> _Stated goal_
Gather from the material every line that contains the string "acceptent".
--
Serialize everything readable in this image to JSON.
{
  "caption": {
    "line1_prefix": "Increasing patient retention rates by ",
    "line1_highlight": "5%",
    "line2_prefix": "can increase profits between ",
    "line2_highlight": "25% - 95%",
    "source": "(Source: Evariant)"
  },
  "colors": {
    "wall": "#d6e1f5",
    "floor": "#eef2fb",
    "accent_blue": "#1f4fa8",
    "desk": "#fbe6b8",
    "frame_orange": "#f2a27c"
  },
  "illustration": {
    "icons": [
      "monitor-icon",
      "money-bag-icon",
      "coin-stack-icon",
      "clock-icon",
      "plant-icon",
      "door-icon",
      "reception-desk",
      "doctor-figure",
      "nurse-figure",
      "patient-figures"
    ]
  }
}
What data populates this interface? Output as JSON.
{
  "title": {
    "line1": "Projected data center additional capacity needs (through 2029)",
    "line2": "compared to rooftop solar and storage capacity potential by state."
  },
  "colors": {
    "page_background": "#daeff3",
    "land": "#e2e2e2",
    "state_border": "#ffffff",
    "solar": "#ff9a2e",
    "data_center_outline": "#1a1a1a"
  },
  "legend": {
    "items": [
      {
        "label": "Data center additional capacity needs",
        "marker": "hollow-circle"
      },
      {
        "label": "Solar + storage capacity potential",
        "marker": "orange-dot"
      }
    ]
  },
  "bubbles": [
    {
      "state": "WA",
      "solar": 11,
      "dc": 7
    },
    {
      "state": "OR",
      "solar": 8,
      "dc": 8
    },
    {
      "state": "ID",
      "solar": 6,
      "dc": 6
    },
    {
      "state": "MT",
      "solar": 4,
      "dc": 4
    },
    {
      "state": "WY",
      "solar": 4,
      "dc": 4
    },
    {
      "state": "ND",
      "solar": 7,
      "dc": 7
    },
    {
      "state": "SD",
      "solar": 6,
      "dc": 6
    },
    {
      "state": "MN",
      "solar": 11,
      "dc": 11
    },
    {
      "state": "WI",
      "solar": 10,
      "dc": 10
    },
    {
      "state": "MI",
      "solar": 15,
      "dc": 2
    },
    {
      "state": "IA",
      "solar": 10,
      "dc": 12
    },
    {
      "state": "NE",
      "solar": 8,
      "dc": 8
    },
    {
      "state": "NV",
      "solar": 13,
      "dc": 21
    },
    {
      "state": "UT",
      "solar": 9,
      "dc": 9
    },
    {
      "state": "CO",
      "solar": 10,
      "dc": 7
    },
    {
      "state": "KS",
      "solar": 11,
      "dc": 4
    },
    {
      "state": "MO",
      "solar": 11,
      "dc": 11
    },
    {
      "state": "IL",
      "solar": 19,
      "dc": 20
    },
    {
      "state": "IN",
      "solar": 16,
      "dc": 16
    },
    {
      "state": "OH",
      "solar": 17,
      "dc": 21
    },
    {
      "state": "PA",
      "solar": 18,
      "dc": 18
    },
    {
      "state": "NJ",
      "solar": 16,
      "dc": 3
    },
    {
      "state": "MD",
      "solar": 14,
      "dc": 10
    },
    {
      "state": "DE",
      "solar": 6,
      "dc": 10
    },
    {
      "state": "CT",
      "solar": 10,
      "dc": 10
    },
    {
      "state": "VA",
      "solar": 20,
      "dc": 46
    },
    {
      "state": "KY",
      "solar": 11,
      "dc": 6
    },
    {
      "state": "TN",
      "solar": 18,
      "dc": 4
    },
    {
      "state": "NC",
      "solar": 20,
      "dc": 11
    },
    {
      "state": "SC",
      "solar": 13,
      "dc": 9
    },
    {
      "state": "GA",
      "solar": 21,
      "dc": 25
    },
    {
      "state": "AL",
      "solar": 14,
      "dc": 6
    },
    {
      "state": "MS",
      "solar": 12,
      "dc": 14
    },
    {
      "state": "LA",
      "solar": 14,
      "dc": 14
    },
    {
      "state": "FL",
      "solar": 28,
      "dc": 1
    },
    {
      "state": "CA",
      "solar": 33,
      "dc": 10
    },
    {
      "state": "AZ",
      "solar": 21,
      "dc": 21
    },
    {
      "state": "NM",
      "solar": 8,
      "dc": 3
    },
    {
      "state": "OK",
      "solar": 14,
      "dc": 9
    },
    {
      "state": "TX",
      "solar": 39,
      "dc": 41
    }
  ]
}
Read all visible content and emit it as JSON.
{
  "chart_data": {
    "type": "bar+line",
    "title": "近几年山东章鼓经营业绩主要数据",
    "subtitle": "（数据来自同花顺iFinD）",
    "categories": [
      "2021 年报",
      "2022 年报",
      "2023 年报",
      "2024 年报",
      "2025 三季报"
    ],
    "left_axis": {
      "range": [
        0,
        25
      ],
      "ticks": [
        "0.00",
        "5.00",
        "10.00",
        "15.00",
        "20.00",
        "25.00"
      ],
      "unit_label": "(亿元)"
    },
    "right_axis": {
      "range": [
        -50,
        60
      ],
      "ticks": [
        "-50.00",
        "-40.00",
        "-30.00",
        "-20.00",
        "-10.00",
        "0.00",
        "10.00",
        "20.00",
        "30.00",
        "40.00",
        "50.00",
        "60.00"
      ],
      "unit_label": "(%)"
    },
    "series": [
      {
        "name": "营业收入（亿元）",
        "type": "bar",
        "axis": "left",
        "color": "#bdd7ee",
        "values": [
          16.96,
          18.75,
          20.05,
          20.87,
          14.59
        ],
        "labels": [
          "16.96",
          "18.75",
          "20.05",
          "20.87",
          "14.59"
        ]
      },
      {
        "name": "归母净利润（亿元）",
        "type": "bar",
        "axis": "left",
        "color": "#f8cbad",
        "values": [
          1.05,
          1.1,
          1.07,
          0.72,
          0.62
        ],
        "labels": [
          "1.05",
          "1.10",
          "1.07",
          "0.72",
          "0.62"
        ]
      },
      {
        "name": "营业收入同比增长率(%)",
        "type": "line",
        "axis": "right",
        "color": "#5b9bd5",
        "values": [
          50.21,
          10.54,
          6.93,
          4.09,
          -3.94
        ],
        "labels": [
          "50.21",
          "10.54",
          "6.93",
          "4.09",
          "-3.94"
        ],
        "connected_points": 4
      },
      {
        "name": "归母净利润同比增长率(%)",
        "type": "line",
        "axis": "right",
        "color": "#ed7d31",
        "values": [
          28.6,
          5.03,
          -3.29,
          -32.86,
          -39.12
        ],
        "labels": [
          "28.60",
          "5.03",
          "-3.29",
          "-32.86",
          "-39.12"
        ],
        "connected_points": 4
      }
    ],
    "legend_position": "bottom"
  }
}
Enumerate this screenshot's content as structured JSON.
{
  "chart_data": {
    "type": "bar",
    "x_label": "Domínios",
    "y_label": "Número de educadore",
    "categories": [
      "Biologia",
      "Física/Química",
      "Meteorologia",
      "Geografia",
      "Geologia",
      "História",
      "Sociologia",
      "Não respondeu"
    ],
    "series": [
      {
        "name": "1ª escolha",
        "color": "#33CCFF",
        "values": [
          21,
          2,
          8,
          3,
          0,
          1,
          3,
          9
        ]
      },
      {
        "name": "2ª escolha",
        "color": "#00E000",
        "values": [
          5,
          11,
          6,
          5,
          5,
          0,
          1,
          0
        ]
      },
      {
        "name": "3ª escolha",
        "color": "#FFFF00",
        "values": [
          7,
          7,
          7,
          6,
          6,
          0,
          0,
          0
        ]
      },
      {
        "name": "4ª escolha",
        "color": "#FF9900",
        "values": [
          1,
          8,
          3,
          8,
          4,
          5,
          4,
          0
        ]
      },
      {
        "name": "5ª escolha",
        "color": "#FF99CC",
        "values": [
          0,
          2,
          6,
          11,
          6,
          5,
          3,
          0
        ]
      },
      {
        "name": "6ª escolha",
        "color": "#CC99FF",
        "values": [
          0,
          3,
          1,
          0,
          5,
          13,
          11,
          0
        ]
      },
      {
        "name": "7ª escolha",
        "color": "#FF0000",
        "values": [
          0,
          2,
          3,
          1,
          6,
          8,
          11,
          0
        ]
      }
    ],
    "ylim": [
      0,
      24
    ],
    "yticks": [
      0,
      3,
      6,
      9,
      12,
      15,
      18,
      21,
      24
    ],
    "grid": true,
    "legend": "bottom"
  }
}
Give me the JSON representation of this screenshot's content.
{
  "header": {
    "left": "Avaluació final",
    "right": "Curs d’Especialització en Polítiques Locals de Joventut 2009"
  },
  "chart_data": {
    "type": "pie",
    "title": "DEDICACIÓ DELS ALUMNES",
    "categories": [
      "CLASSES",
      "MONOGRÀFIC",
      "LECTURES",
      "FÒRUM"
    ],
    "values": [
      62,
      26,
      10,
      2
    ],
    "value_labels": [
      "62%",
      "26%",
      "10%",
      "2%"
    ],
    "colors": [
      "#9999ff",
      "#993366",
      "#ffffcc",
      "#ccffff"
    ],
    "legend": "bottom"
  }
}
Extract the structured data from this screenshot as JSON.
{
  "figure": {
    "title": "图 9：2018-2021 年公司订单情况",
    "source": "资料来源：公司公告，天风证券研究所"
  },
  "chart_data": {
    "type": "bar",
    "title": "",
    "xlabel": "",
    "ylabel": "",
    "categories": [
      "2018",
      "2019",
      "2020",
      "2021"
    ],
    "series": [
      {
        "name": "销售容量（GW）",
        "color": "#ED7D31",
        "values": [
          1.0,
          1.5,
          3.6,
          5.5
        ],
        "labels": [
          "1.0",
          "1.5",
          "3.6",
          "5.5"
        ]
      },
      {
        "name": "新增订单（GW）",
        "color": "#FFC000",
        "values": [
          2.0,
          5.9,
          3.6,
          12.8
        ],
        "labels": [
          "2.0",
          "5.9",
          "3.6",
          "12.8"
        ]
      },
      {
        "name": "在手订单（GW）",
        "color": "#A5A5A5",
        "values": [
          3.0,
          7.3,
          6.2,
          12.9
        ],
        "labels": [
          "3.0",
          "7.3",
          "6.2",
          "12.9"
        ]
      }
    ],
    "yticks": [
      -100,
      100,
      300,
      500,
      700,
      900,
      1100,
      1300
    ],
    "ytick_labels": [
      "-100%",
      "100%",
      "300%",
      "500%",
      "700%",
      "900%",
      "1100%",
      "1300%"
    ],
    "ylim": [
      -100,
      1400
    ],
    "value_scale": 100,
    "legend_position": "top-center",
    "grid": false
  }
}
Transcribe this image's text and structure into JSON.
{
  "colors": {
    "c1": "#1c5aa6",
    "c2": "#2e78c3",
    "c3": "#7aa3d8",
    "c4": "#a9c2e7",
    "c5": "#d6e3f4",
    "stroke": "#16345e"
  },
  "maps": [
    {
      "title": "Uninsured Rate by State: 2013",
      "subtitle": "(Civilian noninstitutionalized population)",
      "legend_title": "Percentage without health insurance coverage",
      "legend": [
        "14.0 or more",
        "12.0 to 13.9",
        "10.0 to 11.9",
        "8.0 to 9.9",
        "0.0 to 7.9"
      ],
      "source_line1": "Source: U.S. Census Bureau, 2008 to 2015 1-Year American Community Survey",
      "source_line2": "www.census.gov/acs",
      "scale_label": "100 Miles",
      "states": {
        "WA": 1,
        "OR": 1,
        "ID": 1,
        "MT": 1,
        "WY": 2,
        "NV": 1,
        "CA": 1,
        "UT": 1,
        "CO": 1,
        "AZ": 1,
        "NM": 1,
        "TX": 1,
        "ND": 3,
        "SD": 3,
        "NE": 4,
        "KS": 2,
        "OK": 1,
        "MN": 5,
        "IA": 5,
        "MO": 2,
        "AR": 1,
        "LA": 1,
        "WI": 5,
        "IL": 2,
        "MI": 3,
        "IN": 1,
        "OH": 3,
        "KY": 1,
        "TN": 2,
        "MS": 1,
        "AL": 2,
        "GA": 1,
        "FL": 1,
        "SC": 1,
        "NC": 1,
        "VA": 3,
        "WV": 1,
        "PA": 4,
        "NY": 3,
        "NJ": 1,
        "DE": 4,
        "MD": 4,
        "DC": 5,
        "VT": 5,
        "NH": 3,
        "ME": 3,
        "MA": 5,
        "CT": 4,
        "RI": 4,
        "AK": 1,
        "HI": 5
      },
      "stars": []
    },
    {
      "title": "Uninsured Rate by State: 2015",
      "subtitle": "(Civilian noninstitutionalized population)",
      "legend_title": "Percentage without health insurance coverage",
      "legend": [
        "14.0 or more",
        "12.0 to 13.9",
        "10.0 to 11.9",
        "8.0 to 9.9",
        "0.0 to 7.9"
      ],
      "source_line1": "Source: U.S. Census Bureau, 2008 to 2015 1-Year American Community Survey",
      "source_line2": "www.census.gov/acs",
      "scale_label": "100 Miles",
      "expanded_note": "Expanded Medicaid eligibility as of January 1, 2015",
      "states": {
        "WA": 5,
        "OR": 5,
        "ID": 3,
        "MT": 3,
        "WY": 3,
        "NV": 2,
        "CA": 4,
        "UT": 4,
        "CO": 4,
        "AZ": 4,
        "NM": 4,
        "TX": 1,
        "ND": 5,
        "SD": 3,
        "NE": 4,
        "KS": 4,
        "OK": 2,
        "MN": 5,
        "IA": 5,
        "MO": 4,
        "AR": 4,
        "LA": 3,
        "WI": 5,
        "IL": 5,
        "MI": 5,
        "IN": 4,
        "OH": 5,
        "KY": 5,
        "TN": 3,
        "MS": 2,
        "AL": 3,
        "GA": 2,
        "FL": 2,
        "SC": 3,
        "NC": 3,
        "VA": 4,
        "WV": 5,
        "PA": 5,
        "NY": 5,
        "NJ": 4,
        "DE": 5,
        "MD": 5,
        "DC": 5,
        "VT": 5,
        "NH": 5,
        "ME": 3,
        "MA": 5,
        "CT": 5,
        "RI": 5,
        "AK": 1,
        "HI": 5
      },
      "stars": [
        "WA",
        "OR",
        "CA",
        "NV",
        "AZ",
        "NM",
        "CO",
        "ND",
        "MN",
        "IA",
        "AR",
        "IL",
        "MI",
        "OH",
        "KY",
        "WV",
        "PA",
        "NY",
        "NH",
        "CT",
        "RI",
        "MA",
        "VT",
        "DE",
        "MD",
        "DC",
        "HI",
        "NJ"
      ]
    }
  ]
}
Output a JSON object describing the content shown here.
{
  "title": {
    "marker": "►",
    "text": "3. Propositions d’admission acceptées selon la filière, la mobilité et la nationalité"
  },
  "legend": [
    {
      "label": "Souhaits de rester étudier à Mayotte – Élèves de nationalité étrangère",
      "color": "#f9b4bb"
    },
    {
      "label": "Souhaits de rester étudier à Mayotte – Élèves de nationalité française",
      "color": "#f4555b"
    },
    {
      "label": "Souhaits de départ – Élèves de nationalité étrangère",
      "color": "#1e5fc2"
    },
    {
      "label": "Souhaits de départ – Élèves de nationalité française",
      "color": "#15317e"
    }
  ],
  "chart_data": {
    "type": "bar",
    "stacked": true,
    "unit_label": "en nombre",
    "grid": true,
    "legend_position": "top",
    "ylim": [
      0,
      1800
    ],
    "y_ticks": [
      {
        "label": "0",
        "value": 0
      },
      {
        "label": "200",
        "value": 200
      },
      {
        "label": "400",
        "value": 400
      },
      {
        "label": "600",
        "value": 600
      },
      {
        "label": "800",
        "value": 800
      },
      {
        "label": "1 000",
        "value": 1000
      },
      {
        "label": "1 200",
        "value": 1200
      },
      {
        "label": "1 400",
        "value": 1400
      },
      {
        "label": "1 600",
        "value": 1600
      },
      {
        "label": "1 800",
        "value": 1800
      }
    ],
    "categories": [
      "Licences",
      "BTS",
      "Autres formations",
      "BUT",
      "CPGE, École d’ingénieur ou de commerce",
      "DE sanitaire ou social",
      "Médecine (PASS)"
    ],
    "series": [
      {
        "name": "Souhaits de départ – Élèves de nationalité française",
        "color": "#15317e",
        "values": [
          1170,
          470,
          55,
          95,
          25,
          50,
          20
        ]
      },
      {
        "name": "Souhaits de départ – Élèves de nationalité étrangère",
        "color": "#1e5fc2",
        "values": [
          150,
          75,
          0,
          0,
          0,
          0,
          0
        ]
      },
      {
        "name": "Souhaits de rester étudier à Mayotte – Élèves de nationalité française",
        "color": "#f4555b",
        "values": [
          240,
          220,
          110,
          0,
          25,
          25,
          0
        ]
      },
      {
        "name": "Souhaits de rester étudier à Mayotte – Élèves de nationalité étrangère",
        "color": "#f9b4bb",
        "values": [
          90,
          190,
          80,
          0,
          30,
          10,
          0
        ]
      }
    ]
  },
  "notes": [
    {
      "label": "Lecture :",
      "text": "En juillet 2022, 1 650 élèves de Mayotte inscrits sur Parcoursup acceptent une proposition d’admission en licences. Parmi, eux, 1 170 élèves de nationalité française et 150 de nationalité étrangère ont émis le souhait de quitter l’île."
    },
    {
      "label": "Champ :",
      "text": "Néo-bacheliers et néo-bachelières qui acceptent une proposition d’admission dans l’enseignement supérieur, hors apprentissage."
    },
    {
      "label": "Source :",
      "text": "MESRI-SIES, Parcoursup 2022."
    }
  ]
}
--
> _Output_
      "text": "En juillet 2022, 1 650 élèves de Mayotte inscrits sur Parcoursup acceptent une proposition d’admission en licences. Parmi, eux, 1 170 élèves de nationalité française et 150 de nationalité étrangère ont émis le souhait de quitter l’île."
      "text": "Néo-bacheliers et néo-bachelières qui acceptent une proposition d’admission dans l’enseignement supérieur, hors apprentissage."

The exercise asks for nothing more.